§ **Requirements**: Retype the whole listing below, character for character.

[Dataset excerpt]
** begin **

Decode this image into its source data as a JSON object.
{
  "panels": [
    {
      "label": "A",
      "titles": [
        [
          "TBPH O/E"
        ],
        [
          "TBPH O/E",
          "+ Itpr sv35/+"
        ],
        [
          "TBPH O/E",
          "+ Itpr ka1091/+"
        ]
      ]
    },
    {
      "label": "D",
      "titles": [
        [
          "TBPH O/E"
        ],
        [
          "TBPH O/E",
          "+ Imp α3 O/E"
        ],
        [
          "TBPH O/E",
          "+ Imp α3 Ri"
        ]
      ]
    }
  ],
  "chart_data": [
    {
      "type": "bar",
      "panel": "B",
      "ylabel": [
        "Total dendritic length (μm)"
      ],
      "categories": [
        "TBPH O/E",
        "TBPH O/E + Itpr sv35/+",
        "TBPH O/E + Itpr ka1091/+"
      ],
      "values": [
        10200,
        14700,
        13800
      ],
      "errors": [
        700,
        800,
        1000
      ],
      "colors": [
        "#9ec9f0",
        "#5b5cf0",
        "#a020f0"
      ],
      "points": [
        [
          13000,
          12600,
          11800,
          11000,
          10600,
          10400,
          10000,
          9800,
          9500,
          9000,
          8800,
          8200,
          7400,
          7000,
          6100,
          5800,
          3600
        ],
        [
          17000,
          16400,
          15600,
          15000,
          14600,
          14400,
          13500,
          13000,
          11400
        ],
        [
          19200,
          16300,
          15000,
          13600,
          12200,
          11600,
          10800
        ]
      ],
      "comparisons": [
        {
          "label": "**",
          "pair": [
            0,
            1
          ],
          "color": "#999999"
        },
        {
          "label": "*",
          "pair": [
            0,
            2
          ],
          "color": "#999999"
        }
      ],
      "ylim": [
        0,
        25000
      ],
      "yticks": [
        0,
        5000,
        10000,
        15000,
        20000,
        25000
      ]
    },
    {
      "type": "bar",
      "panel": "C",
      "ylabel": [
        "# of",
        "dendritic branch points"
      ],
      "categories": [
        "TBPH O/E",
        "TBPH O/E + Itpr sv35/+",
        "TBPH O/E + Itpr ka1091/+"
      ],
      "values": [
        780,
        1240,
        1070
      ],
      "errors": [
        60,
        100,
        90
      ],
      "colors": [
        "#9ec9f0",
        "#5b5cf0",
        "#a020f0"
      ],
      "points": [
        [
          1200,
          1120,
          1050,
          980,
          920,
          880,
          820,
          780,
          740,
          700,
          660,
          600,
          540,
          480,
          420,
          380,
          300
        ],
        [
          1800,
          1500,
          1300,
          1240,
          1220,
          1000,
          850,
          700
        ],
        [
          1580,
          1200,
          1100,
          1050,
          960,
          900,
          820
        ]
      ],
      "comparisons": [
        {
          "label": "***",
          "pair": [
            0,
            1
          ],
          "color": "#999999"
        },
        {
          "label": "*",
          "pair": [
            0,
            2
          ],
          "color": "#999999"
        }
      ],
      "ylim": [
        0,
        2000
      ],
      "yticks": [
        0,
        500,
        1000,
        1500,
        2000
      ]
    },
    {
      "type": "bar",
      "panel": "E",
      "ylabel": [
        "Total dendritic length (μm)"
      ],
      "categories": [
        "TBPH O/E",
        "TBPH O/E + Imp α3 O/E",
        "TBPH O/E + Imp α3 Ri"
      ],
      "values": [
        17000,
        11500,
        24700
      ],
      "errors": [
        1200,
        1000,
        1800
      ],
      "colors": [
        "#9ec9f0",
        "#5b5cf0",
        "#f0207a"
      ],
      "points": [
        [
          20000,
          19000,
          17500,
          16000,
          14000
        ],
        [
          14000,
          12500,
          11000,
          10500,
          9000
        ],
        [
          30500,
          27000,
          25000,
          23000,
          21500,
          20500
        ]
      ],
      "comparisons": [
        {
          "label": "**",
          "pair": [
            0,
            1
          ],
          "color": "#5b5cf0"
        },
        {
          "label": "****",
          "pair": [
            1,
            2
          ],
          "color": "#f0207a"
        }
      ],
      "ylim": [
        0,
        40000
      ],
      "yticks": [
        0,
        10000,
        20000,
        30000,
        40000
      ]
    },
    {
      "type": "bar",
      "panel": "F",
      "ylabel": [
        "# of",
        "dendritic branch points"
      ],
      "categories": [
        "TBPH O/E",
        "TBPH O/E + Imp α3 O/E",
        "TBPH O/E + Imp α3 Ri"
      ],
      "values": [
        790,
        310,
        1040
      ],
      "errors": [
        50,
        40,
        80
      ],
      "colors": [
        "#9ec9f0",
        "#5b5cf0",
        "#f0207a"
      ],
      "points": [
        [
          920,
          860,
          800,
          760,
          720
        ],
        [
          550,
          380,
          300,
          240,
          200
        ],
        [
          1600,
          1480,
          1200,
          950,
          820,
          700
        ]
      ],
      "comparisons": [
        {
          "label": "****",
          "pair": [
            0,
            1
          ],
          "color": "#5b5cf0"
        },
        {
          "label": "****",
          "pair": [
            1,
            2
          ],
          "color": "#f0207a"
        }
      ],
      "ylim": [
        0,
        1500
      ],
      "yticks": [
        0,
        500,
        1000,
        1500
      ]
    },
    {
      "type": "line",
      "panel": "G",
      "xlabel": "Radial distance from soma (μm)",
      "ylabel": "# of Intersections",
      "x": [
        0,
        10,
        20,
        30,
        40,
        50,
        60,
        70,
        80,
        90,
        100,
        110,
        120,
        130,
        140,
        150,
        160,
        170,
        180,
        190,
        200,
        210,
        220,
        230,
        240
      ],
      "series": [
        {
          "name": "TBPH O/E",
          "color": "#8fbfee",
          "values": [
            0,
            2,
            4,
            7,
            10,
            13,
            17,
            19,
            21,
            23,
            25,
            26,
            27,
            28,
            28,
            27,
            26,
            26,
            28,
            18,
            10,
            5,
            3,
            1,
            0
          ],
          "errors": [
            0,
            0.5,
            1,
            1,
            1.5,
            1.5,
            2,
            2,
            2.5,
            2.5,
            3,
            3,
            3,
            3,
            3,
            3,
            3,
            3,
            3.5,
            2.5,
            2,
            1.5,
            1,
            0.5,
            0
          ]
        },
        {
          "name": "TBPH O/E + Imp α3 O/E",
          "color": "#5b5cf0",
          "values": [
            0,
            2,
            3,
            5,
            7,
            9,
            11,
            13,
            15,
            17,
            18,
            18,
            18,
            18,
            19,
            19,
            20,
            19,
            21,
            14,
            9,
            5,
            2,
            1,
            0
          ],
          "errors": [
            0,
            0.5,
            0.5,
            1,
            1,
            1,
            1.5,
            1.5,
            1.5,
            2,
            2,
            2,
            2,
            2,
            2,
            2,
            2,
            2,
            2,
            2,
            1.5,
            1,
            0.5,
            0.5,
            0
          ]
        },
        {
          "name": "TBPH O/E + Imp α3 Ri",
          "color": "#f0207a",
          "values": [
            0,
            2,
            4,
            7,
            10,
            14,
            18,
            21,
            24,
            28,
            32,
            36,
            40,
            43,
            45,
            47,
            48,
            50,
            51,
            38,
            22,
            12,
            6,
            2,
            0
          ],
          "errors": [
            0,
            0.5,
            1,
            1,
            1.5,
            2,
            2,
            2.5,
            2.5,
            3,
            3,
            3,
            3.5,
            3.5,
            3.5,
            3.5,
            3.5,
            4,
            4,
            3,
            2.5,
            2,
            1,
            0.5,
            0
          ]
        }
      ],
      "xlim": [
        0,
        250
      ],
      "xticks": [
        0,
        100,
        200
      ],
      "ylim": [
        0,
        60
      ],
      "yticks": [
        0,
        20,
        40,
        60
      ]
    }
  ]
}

** end **

§ **Complete response**:
Decode this image into its source data as a JSON object.
{
  "panels": [
    {
      "label": "A",
      "titles": [
        [
          "TBPH O/E"
        ],
        [
          "TBPH O/E",
          "+ Itpr sv35/+"
        ],
        [
          "TBPH O/E",
          "+ Itpr ka1091/+"
        ]
      ]
    },
    {
      "label": "D",
      "titles": [
        [
          "TBPH O/E"
        ],
        [
          "TBPH O/E",
          "+ Imp α3 O/E"
        ],
        [
          "TBPH O/E",
          "+ Imp α3 Ri"
        ]
      ]
    }
  ],
  "chart_data": [
    {
      "type": "bar",
      "panel": "B",
      "ylabel": [
        "Total dendritic length (μm)"
      ],
      "categories": [
        "TBPH O/E",
        "TBPH O/E + Itpr sv35/+",
        "TBPH O/E + Itpr ka1091/+"
      ],
      "values": [
        10200,
        14700,
        13800
      ],
      "errors": [
        700,
        800,
        1000
      ],
      "colors": [
        "#9ec9f0",
        "#5b5cf0",
        "#a020f0"
      ],
      "points": [
        [
          13000,
          12600,
          11800,
          11000,
          10600,
          10400,
          10000,
          9800,
          9500,
          9000,
          8800,
          8200,
          7400,
          7000,
          6100,
          5800,
          3600
        ],
        [
          17000,
          16400,
          15600,
          15000,
          14600,
          14400,
          13500,
          13000,
          11400
        ],
        [
          19200,
          16300,
          15000,
          13600,
          12200,
          11600,
          10800
        ]
      ],
      "comparisons": [
        {
          "label": "**",
          "pair": [
            0,
            1
          ],
          "color": "#999999"
        },
        {
          "label": "*",
          "pair": [
            0,
            2
          ],
          "color": "#999999"
        }
      ],
      "ylim": [
        0,
        25000
      ],
      "yticks": [
        0,
        5000,
        10000,
        15000,
        20000,
        25000
      ]
    },
    {
      "type": "bar",
      "panel": "C",
      "ylabel": [
        "# of",
        "dendritic branch points"
      ],
      "categories": [
        "TBPH O/E",
        "TBPH O/E + Itpr sv35/+",
        "TBPH O/E + Itpr ka1091/+"
      ],
      "values": [
        780,
        1240,
        1070
      ],
      "errors": [
        60,
        100,
        90
      ],
      "colors": [
        "#9ec9f0",
        "#5b5cf0",
        "#a020f0"
      ],
      "points": [
        [
          1200,
          1120,
          1050,
          980,
          920,
          880,
          820,
          780,
          740,
          700,
          660,
          600,
          540,
          480,
          420,
          380,
          300
        ],
        [
          1800,
          1500,
          1300,
          1240,
          1220,
          1000,
          850,
          700
        ],
        [
          1580,
          1200,
          1100,
          1050,
          960,
          900,
          820
        ]
      ],
      "comparisons": [
        {
          "label": "***",
          "pair": [
            0,
            1
          ],
          "color": "#999999"
        },
        {
          "label": "*",
          "pair": [
            0,
            2
          ],
          "color": "#999999"
        }
      ],
      "ylim": [
        0,
        2000
      ],
      "yticks": [
        0,
        500,
        1000,
        1500,
        2000
      ]
    },
    {
      "type": "bar",
      "panel": "E",
      "ylabel": [
        "Total dendritic length (μm)"
      ],
      "categories": [
        "TBPH O/E",
        "TBPH O/E + Imp α3 O/E",
        "TBPH O/E + Imp α3 Ri"
      ],
      "values": [
        17000,
        11500,
        24700
      ],
      "errors": [
        1200,
        1000,
        1800
      ],
      "colors": [
        "#9ec9f0",
        "#5b5cf0",
        "#f0207a"
      ],
      "points": [
        [
          20000,
          19000,
          17500,
          16000,
          14000
        ],
        [
          14000,
          12500,
          11000,
          10500,
          9000
        ],
        [
          30500,
          27000,
          25000,
          23000,
          21500,
          20500
        ]
      ],
      "comparisons": [
        {
          "label": "**",
          "pair": [
            0,
            1
          ],
          "color": "#5b5cf0"
        },
        {
          "label": "****",
          "pair": [
            1,
            2
          ],
          "color": "#f0207a"
        }
      ],
      "ylim": [
        0,
        40000
      ],
      "yticks": [
        0,
        10000,
        20000,
        30000,
        40000
      ]
    },
    {
      "type": "bar",
      "panel": "F",
      "ylabel": [
        "# of",
        "dendritic branch points"
      ],
      "categories": [
        "TBPH O/E",
        "TBPH O/E + Imp α3 O/E",
        "TBPH O/E + Imp α3 Ri"
      ],
      "values": [
        790,
        310,
        1040
      ],
      "errors": [
        50,
        40,
        80
      ],
      "colors": [
        "#9ec9f0",
        "#5b5cf0",
        "#f0207a"
      ],
      "points": [
        [
          920,
          860,
          800,
          760,
          720
        ],
        [
          550,
          380,
          300,
          240,
          200
        ],
        [
          1600,
          1480,
          1200,
          950,
          820,
          700
        ]
      ],
      "comparisons": [
        {
          "label": "****",
          "pair": [
            0,
            1
          ],
          "color": "#5b5cf0"
        },
        {
          "label": "****",
          "pair": [
            1,
            2
          ],
          "color": "#f0207a"
        }
      ],
      "ylim": [
        0,
        1500
      ],
      "yticks": [
        0,
        500,
        1000,
        1500
      ]
    },
    {
      "type": "line",
      "panel": "G",
      "xlabel": "Radial distance from soma (μm)",
      "ylabel": "# of Intersections",
      "x": [
        0,
        10,
        20,
        30,
        40,
        50,
        60,
        70,
        80,
        90,
        100,
        110,
        120,
        130,
        140,
        150,
        160,
        170,
        180,
        190,
        200,
        210,
        220,
        230,
        240
      ],
      "series": [
        {
          "name": "TBPH O/E",
          "color": "#8fbfee",
          "values": [
            0,
            2,
            4,
            7,
            10,
            13,
            17,
            19,
            21,
            23,
            25,
            26,
            27,
            28,
            28,
            27,
            26,
            26,
            28,
            18,
            10,
            5,
            3,
            1,
            0
          ],
          "errors": [
            0,
            0.5,
            1,
            1,
            1.5,
            1.5,
            2,
            2,
            2.5,
            2.5,
            3,
            3,
            3,
            3,
            3,
            3,
            3,
            3,
            3.5,
            2.5,
            2,
            1.5,
            1,
            0.5,
            0
          ]
        },
        {
          "name": "TBPH O/E + Imp α3 O/E",
          "color": "#5b5cf0",
          "values": [
            0,
            2,
            3,
            5,
            7,
            9,
            11,
            13,
            15,
            17,
            18,
            18,
            18,
            18,
            19,
            19,
            20,
            19,
            21,
            14,
            9,
            5,
            2,
            1,
            0
          ],
          "errors": [
            0,
            0.5,
            0.5,
            1,
            1,
            1,
            1.5,
            1.5,
            1.5,
            2,
            2,
            2,
            2,
            2,
            2,
            2,
            2,
            2,
            2,
            2,
            1.5,
            1,
            0.5,
            0.5,
            0
          ]
        },
        {
          "name": "TBPH O/E + Imp α3 Ri",
          "color": "#f0207a",
          "values": [
            0,
            2,
            4,
            7,
            10,
            14,
            18,
            21,
            24,
            28,
            32,
            36,
            40,
            43,
            45,
            47,
            48,
            50,
            51,
            38,
            22,
            12,
            6,
            2,
            0
          ],
          "errors": [
            0,
            0.5,
            1,
            1,
            1.5,
            2,
            2,
            2.5,
            2.5,
            3,
            3,
            3,
            3.5,
            3.5,
            3.5,
            3.5,
            3.5,
            4,
            4,
            3,
            2.5,
            2,
            1,
            0.5,
            0
          ]
        }
      ],
      "xlim": [
        0,
        250
      ],
      "xticks": [
        0,
        100,
        200
      ],
      "ylim": [
        0,
        60
      ],
      "yticks": [
        0,
        20,
        40,
        60
      ]
    }
  ]
}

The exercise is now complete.